● WHAT IS NEEDED
The entries below should be given again exactly, minus their pictures.
━━ RAW RECORDS ━━
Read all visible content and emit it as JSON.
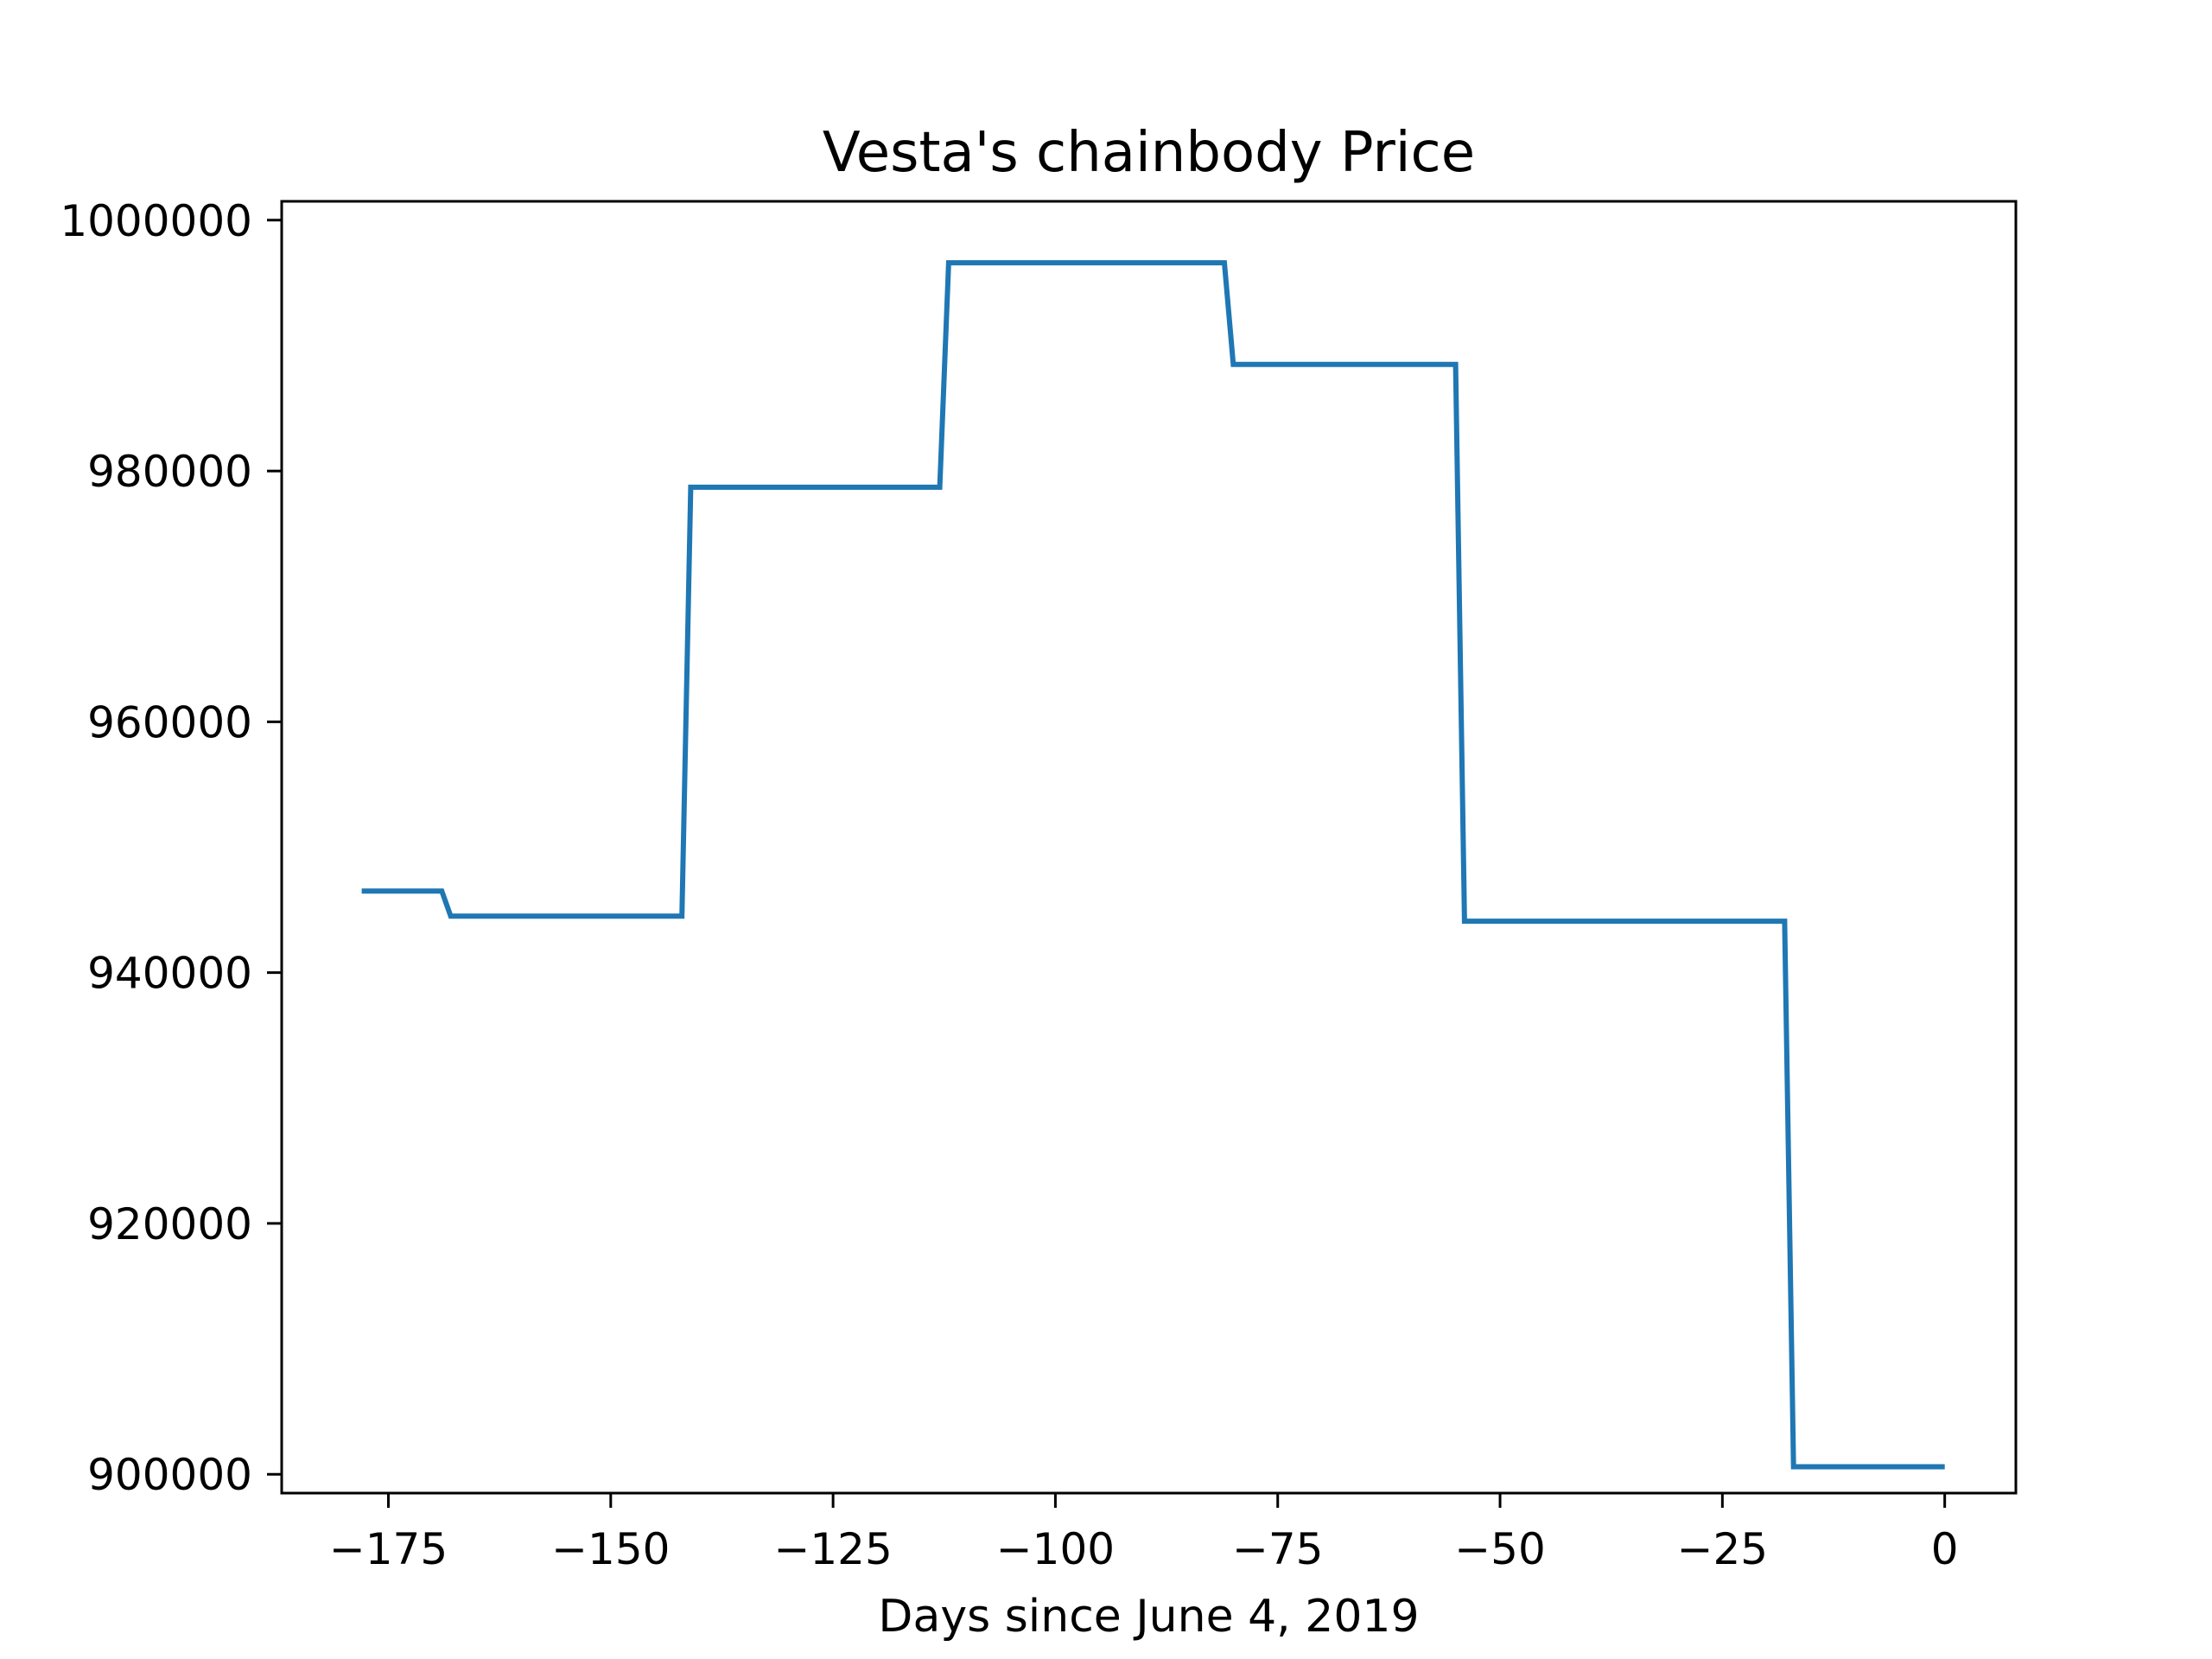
{
  "chart_data": {
    "type": "line",
    "title": "Vesta's chainbody Price",
    "xlabel": "Days since June 4, 2019",
    "ylabel": "",
    "xlim": [
      -187,
      8
    ],
    "ylim": [
      898500,
      1001500
    ],
    "x_ticks": [
      -175,
      -150,
      -125,
      -100,
      -75,
      -50,
      -25,
      0
    ],
    "x_tick_labels": [
      "−175",
      "−150",
      "−125",
      "−100",
      "−75",
      "−50",
      "−25",
      "0"
    ],
    "y_ticks": [
      900000,
      920000,
      940000,
      960000,
      980000,
      1000000
    ],
    "y_tick_labels": [
      "900000",
      "920000",
      "940000",
      "960000",
      "980000",
      "1000000"
    ],
    "grid": false,
    "series": [
      {
        "color": "#1f77b4",
        "x": [
          -178,
          -169,
          -168,
          -142,
          -141,
          -113,
          -112,
          -81,
          -80,
          -55,
          -54,
          -18,
          -17,
          0
        ],
        "y": [
          946500,
          946500,
          944500,
          944500,
          978700,
          978700,
          996600,
          996600,
          988500,
          988500,
          944100,
          944100,
          900600,
          900600
        ]
      }
    ]
  }
}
━━━
● SOLVED EXERCISE
Read all visible content and emit it as JSON.
{
  "chart_data": {
    "type": "line",
    "title": "Vesta's chainbody Price",
    "xlabel": "Days since June 4, 2019",
    "ylabel": "",
    "xlim": [
      -187,
      8
    ],
    "ylim": [
      898500,
      1001500
    ],
    "x_ticks": [
      -175,
      -150,
      -125,
      -100,
      -75,
      -50,
      -25,
      0
    ],
    "x_tick_labels": [
      "−175",
      "−150",
      "−125",
      "−100",
      "−75",
      "−50",
      "−25",
      "0"
    ],
    "y_ticks": [
      900000,
      920000,
      940000,
      960000,
      980000,
      1000000
    ],
    "y_tick_labels": [
      "900000",
      "920000",
      "940000",
      "960000",
      "980000",
      "1000000"
    ],
    "grid": false,
    "series": [
      {
        "color": "#1f77b4",
        "x": [
          -178,
          -169,
          -168,
          -142,
          -141,
          -113,
          -112,
          -81,
          -80,
          -55,
          -54,
          -18,
          -17,
          0
        ],
        "y": [
          946500,
          946500,
          944500,
          944500,
          978700,
          978700,
          996600,
          996600,
          988500,
          988500,
          944100,
          944100,
          900600,
          900600
        ]
      }
    ]
  }
}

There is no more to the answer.